═════ BLOCO DE TEXTO

Entrevista ao site da Universidade do Futebol em 09/04/2010.
http://www.universidadedofutebol.com.br/Entrevista/10721/Francisco-Ferreira-do-Cruzeiro
“Ninguém é uma ‘ilha’, ninguém sabe tudo”. A frase que fecha esta entrevista concedida à Universidade do Futebol representa bem a postura do professor Francisco Adolfo Ferreira. Preparador físico do departamento de futebol profissional do Cruzeiro, ele concilia em sua trajetória a experiência real, no convívio com atletas e demais integrantes ligados às Ciências do Esporte, com a base acadêmica, esfera da qual não se desgarrou.
Graduado em Educação Física pela Universidade Federal de Minas Gerais (UFMG), Ferreira é especialista em Treinamento Esportivo pela Universidade Gama Filho e compôs durante cinco anos o corpo docente da disciplina de futebol da Faculdade Estácio de Sá (MG). Atualmente, coordena pós-graduação nas Faculdades Promove e Funorte. Mas muito antes do desenvolvimento dessas competências já tinha a certeza de que atuaria no futebol.
Chico, como é tratado pelos mais próximos, tem parentes ligados à história da modalidade em Belo Horizonte. Um de seus tios foi preparador físico e técnico das duas maiores forças locais. O outro jogou nas décadas de 1940 e 50 no futebol carioca e também treinou diversas equipes, como Corinthians e Fluminense. Por intermédio do pai, teve a infância delineada com diversas idas ao Mineirão.
No Cruzeiro, agremiação à qual está atrelado há 11 anos, Ferreira tem a parceria dos experientes José Mário Campeiz e Quintiliano Lemos na preparação física do grupo principal. Com integração, respeito e estudo, eles conduzem a equipe celeste às fases decisivas do Estadual e da Copa Libertadores da América.
“Posso dizer que o Cruzeiro foi uma grande escola no sentido de ter permitido a convivência com vários treinadores e preparadores físicos de renome e também a possibilidade de perceber na prática, ao longo desses anos, aquilo que é viável ou não, o que dá certo e o que não dá, de acordo com a cultura do futebol que envolve calendários, grupo heterogêneo de atletas, diferentes escolas, diferenças culturais, aplicabilidade e o casamento entre teoria e prática”, explicou.
Dentre outros temas, Ferreira fala sobre as novas perspectivas do clube, o perfil das categorias de base, elaboração de treinamentos e por que acredita que a função de preparador físico não deverá entrar em desuso em futuro próximo.

══════════
═════ EXTRATO DE DADOS

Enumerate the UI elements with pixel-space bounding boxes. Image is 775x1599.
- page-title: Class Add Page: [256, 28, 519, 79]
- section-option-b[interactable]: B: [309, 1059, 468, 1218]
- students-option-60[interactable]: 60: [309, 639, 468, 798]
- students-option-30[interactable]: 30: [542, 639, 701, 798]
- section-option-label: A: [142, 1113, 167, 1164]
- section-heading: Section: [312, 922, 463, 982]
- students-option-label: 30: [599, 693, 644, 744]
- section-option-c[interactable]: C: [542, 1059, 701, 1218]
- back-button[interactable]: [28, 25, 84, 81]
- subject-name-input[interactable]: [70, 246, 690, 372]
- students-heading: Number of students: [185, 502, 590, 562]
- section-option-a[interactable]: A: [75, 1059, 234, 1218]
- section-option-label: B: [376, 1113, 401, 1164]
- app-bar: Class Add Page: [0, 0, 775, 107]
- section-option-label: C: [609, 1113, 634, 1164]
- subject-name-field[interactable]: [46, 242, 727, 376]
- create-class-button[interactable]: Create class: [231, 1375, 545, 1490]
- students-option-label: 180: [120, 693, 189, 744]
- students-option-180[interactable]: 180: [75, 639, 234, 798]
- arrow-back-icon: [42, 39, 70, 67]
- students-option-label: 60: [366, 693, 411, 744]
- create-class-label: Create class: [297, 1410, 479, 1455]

══════════

TAREFAS PROPOSTAS -
**a)** Reproduza fielmente, no texto sobre o preparador físico do Cruzeiro, tudo o que vai de "Chico, como é" até "idas ao Mineirão.".
**b)** Dê prosseguimento ao texto sobre o preparador físico do Cruzeiro a partir do ponto em que ele termina.
As entradas constituem material à parte, independente do texto sobre o preparador físico do Cruzeiro.

RESULTADOS ESPERADOS -
**a)**
Chico, como é tratado pelos mais próximos, tem parentes ligados à história da modalidade em Belo Horizonte. Um de seus tios foi preparador físico e técnico das duas maiores forças locais. O outro jogou nas décadas de 1940 e 50 no futebol carioca e também treinou diversas equipes, como Corinthians e Fluminense. Por intermédio do pai, teve a infância delineada com diversas idas ao Mineirão.

**b)**
“Acredito que a função do preparador físico que trabalhe (também) de forma isolada as valências físicas em vários momentos do calendário seja imprescindível. Ainda não creio que se possa atingir níveis ótimos de performance sem treinar na sala de musculação, sem treinar agilidade, resistência de força, etc.”.
Universidade do Futebol – Além do trabalho no Cruzeiro, o senhor acumula passagens pelo futebol internacional e pelo Minas Tênis Clube. Em primeiro lugar, conte um pouco sobre sua formação e a trajetória no esporte de alto rendimento.
Francisco Ferreira – Sou de uma família de futebolistas de Minas Gerais. Meu saudoso tio Paulo Benigno Ferreira foi o pioneiro da preparação física no futebol mineiro. Treinou aquelas fantásticas equipes do Cruzeiro das décadas de 1960 e 70, depois foi preparador físico e treinador daquele também inesquecível Atlético-MG de 76, 77.
Foi ele quem lançou o Reinaldo, então com 16 anos de idade, na equipe profissional. Outro tio, David Ferreira, o Duque, teve passagens vitoriosas por vários grandes clubes brasileiros. Meu pai, um entusiasta do bom futebol, me levava ao Mineirão desde que me entendo por gente.
Então, não podia dar outra coisa: paixão pelo futebol e pelo esporte, curso de Educação Física, cursos de aperfeiçoamento, início em colégios com futsal e aulas de Educação Física, nas categorias de base, como preparador físico, no Minas Tênis, com musculação e futsal, equipes profissionais, exterior.
Passei também a lecionar a disciplina de futebol no ensino superior, ministrando cursos de especialização e aperfeiçoamento em futebol, preparação física, etc. Tudo dentro de uma sequência que em muito contribuiu para a minha formação e meu aprendizado.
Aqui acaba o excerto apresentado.